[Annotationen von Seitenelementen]

-------

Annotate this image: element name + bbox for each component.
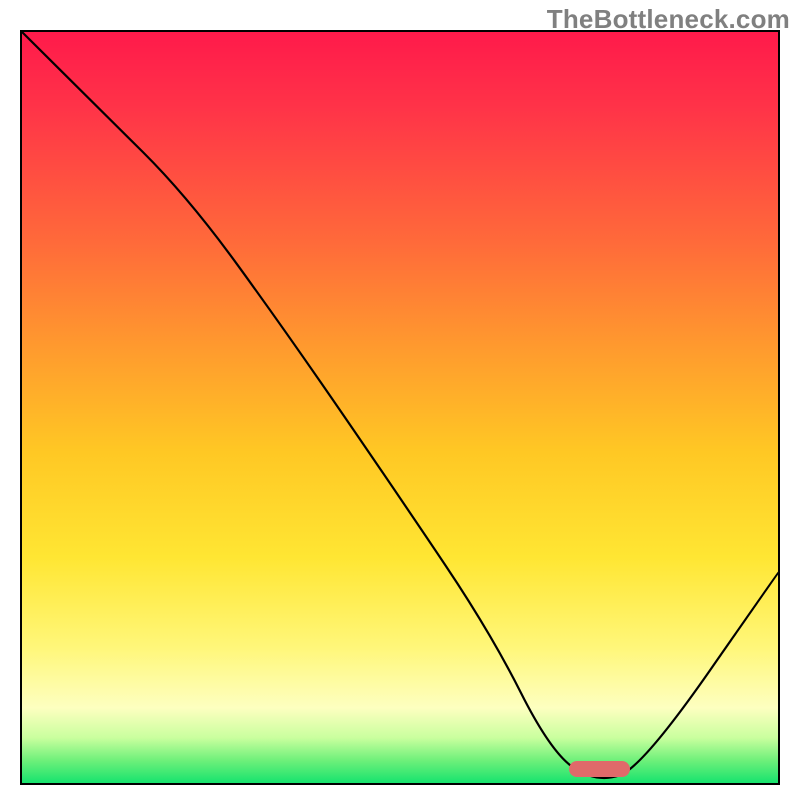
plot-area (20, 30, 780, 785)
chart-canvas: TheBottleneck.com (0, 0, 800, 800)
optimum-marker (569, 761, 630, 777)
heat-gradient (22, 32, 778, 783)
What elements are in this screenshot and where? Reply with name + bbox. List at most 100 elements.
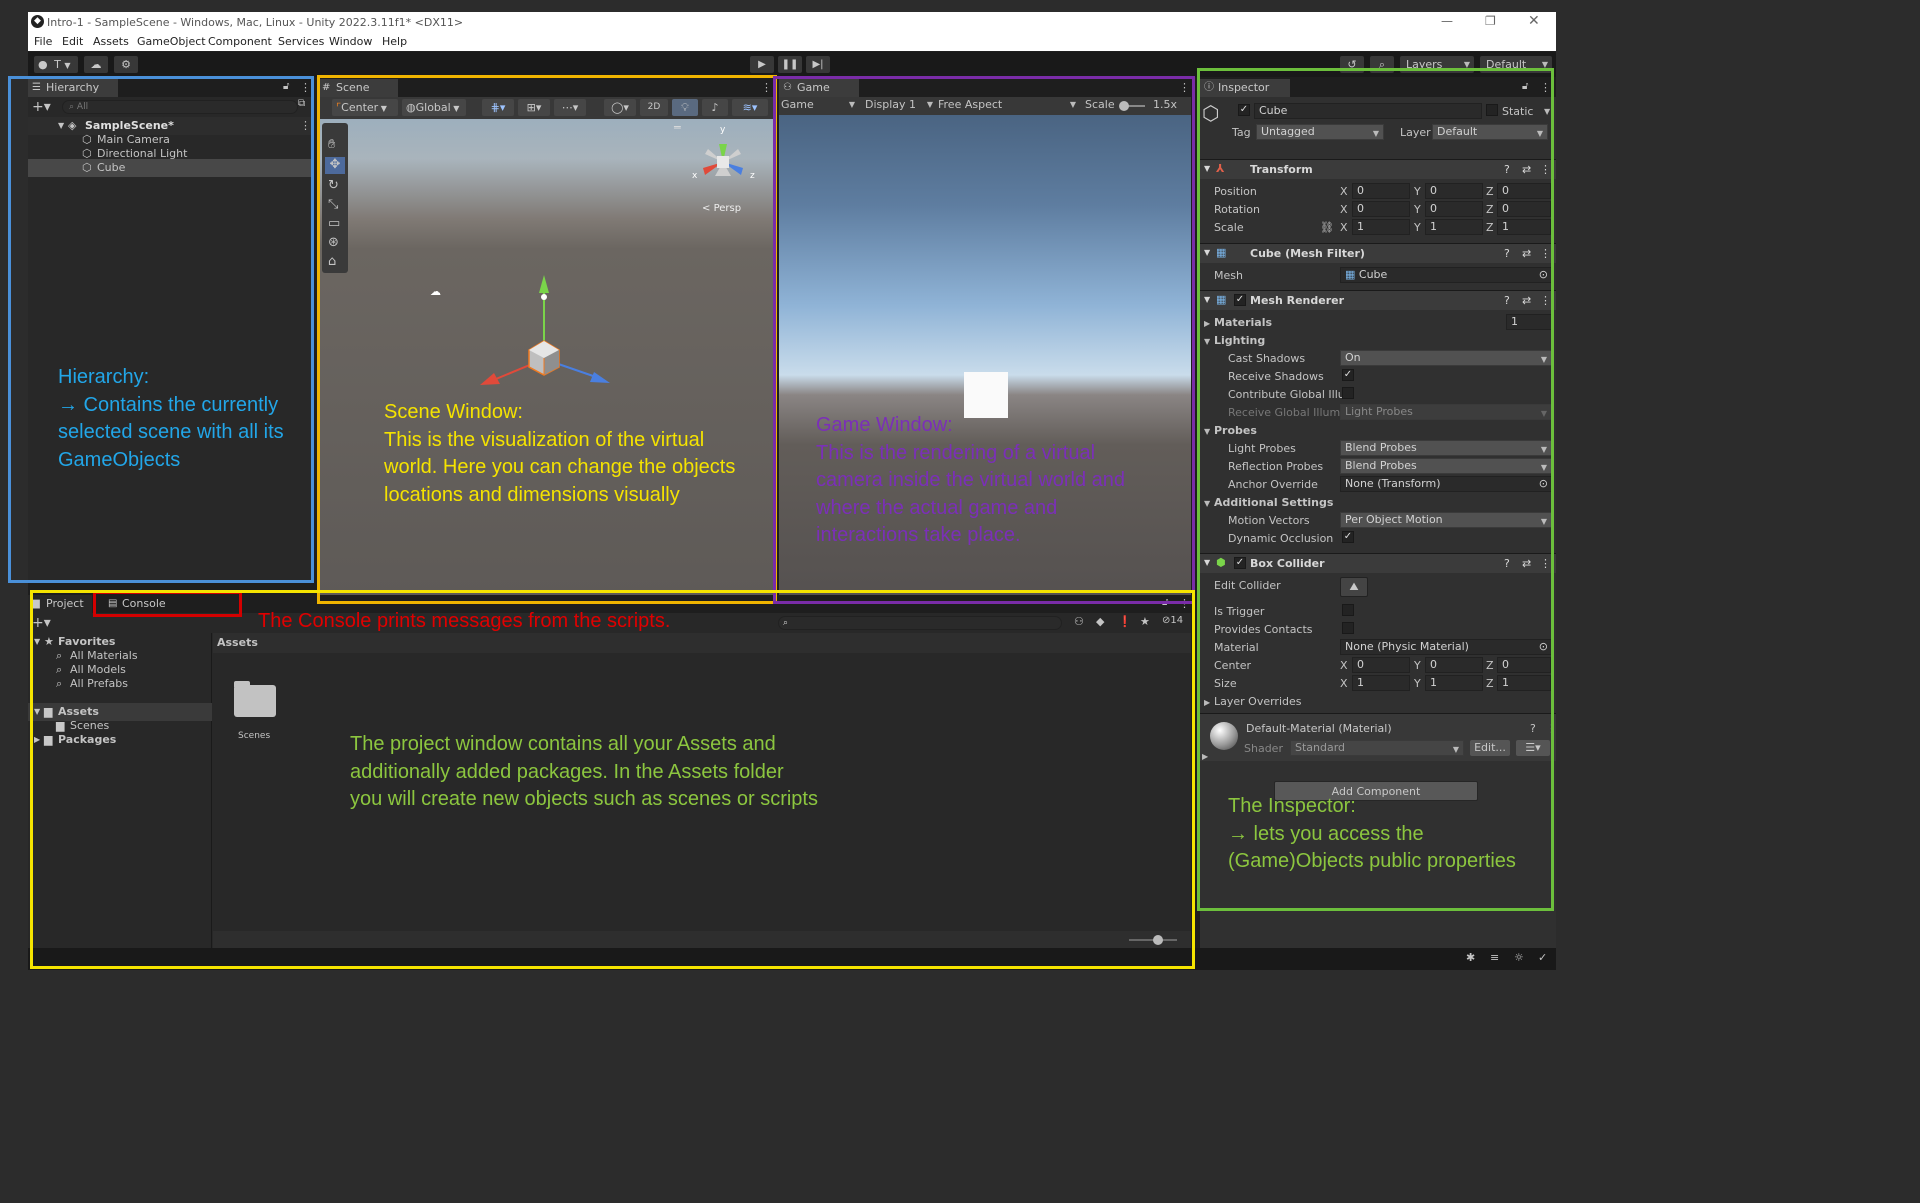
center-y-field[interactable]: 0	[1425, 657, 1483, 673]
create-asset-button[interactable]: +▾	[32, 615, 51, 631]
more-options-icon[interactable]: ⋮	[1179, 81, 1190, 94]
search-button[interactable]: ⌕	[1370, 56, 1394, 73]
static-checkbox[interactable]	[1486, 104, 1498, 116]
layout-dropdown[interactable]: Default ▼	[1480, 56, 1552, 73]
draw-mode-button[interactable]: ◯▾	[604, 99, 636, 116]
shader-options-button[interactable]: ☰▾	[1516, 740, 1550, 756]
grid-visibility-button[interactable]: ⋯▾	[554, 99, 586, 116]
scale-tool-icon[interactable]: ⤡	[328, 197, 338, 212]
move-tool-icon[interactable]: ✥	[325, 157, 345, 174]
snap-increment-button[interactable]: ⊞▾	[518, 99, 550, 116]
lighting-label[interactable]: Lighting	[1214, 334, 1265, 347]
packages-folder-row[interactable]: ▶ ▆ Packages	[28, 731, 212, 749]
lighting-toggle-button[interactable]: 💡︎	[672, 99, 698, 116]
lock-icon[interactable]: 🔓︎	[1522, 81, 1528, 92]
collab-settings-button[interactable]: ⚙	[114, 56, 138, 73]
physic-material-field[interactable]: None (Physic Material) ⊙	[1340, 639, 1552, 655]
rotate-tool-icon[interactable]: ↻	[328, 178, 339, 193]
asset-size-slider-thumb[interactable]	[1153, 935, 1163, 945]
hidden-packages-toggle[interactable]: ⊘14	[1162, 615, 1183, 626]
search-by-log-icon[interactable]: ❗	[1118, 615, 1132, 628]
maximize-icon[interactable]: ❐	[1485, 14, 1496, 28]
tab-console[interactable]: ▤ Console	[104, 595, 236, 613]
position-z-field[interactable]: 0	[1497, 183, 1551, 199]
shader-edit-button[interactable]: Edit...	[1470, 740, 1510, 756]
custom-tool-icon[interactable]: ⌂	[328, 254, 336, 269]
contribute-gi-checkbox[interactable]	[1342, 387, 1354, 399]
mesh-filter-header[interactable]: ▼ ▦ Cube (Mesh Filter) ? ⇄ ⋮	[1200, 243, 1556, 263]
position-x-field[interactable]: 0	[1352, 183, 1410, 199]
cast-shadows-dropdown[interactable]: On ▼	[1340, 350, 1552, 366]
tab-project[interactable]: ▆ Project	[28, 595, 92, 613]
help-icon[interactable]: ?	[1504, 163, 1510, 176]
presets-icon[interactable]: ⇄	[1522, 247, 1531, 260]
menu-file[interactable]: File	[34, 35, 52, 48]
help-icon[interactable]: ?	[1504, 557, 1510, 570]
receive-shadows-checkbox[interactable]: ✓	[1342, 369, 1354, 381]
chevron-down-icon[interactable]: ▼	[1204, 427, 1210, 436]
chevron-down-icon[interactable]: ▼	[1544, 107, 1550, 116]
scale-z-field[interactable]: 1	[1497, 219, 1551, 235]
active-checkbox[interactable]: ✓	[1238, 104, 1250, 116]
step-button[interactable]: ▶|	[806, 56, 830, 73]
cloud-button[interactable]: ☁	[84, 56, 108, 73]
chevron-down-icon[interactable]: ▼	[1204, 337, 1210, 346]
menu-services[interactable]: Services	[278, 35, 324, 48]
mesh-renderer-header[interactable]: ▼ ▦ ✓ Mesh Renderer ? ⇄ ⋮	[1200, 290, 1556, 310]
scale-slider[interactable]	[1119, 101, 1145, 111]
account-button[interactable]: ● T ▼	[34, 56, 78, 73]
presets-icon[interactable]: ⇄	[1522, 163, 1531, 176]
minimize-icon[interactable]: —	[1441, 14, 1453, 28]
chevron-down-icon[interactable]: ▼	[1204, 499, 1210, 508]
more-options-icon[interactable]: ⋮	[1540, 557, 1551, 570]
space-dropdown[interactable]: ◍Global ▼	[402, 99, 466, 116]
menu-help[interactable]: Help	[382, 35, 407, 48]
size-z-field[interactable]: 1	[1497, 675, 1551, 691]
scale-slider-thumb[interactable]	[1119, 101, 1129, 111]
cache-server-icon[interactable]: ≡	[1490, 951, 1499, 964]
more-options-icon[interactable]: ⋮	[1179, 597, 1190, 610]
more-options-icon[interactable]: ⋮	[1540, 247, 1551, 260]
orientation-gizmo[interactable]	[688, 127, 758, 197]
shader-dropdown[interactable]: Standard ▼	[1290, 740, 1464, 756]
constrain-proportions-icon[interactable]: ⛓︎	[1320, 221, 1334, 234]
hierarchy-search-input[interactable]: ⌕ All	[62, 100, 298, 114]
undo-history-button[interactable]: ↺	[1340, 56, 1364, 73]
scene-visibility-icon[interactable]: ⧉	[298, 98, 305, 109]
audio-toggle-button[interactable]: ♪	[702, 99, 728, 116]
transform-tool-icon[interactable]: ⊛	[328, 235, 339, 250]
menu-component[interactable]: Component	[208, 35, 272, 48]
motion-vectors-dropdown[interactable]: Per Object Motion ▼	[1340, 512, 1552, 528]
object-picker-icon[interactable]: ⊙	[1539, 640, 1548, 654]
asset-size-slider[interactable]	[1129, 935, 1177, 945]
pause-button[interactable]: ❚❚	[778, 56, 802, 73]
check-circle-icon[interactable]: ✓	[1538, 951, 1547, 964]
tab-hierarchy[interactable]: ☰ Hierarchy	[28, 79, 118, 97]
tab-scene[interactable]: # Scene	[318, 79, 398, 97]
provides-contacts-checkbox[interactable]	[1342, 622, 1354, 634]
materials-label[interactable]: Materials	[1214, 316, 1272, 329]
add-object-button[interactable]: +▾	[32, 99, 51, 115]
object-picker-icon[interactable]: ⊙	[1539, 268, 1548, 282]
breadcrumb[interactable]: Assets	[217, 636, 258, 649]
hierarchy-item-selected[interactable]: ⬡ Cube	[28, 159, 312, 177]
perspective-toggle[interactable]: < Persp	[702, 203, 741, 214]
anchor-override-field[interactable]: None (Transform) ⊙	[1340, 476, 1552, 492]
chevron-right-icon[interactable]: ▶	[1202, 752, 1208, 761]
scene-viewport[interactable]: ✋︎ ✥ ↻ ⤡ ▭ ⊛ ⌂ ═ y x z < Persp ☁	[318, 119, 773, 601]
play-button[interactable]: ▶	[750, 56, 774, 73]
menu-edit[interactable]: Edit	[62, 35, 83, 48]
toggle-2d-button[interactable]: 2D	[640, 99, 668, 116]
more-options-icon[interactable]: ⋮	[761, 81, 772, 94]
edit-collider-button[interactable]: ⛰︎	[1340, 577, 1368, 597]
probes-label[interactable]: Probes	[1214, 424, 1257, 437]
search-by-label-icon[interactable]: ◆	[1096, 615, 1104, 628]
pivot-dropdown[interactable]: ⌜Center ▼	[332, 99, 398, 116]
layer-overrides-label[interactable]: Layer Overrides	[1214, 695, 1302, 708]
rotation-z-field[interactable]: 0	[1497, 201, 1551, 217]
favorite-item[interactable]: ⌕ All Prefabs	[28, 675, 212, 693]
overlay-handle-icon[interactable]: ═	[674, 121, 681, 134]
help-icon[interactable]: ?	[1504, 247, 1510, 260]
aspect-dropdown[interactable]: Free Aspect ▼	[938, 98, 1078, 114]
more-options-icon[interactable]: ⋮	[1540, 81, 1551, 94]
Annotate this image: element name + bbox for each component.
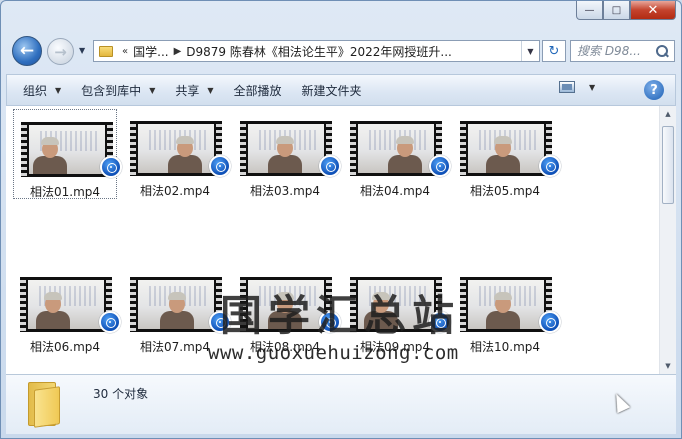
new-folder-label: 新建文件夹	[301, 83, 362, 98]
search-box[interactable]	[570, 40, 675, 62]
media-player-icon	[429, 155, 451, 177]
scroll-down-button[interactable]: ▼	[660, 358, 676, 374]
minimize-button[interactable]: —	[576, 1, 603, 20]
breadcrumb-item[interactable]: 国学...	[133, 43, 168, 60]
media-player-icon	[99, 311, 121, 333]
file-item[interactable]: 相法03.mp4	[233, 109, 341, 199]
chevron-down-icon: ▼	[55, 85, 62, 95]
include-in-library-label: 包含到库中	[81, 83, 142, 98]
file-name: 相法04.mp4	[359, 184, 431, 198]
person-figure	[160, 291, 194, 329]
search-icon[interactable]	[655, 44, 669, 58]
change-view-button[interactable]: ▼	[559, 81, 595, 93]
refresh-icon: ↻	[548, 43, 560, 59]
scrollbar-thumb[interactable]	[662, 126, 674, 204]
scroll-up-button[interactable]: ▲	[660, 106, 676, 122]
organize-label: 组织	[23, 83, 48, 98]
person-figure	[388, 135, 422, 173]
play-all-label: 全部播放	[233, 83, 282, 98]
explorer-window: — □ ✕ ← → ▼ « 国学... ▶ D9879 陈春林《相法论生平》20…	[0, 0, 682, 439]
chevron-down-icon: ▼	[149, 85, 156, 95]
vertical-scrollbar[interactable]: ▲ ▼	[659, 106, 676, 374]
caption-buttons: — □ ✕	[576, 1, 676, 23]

-------

Aufgabenstellung. Gib die Einträge zwischen der Zeile mit „plot-area (20, 30, 780, 785)“ und der Zeile mit „What elements are“ einschließlich unverändert wieder.

Bearbeitete Aufgabe.
plot-area (20, 30, 780, 785)
chart-canvas: TheBottleneck.com (0, 0, 800, 800)
optimum-marker (569, 761, 630, 777)
heat-gradient (22, 32, 778, 783)
What elements are in this screenshot and where? Reply with name + bbox. List at most 100 elements.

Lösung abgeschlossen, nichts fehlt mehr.